Exercise goal =>
Give every line again exactly as it appears, please, but not the pictures.

Data rows =>
-- Start --

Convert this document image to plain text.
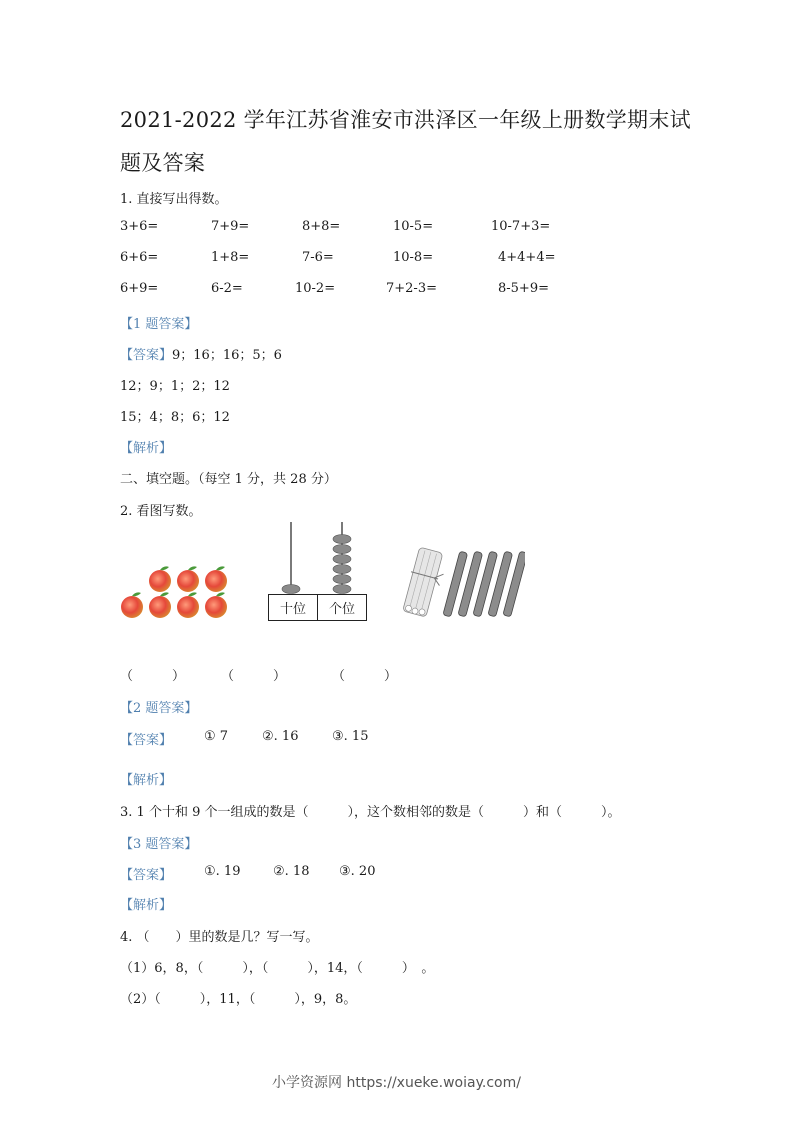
2021-2022 学年江苏省淮安市洪泽区一年级上册数学期末试
题及答案
1. 直接写出得数。
3+6=	7+9=	8+8=	10-5=	10-7+3=
6+6=	1+8=	7-6=	10-8=	4+4+4=
6+9=	6-2=	10-2=	7+2-3=	8-5+9=
【1 题答案】
【答案】9；16；16；5；6
12；9；1；2；12
15；4；8；6；12
【解析】
二、填空题。（每空 1 分，共 28 分）
2. 看图写数。
十位	个位
（　　　）	（　　　）	（　　　）
【2 题答案】
【答案】 ① 7	②. 16	③. 15
【解析】
3. 1 个十和 9 个一组成的数是（　　　），这个数相邻的数是（　　　）和（　　　）。
【3 题答案】
【答案】 ①. 19	②. 18 ③. 20
【解析】
4. （　　）里的数是几？写一写。
（1）6，8，（　　　），（　　　），14，（　　　）　。
（2）（　　　），11，（　　　），9，8。
小学资源网 https://xueke.woiay.com/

-- End --

Written solution =>
Convert this document image to plain text.
2021-2022 学年江苏省淮安市洪泽区一年级上册数学期末试
题及答案
1. 直接写出得数。
3+6=	7+9=	8+8=	10-5=	10-7+3=
6+6=	1+8=	7-6=	10-8=	4+4+4=
6+9=	6-2=	10-2=	7+2-3=	8-5+9=
【1 题答案】
【答案】9；16；16；5；6
12；9；1；2；12
15；4；8；6；12
【解析】
二、填空题。（每空 1 分，共 28 分）
2. 看图写数。
十位	个位
（　　　）	（　　　）	（　　　）
【2 题答案】
【答案】 ① 7	②. 16	③. 15
【解析】
3. 1 个十和 9 个一组成的数是（　　　），这个数相邻的数是（　　　）和（　　　）。
【3 题答案】
【答案】 ①. 19	②. 18 ③. 20
【解析】
4. （　　）里的数是几？写一写。
（1）6，8，（　　　），（　　　），14，（　　　）　。
（2）（　　　），11，（　　　），9，8。
小学资源网 https://xueke.woiay.com/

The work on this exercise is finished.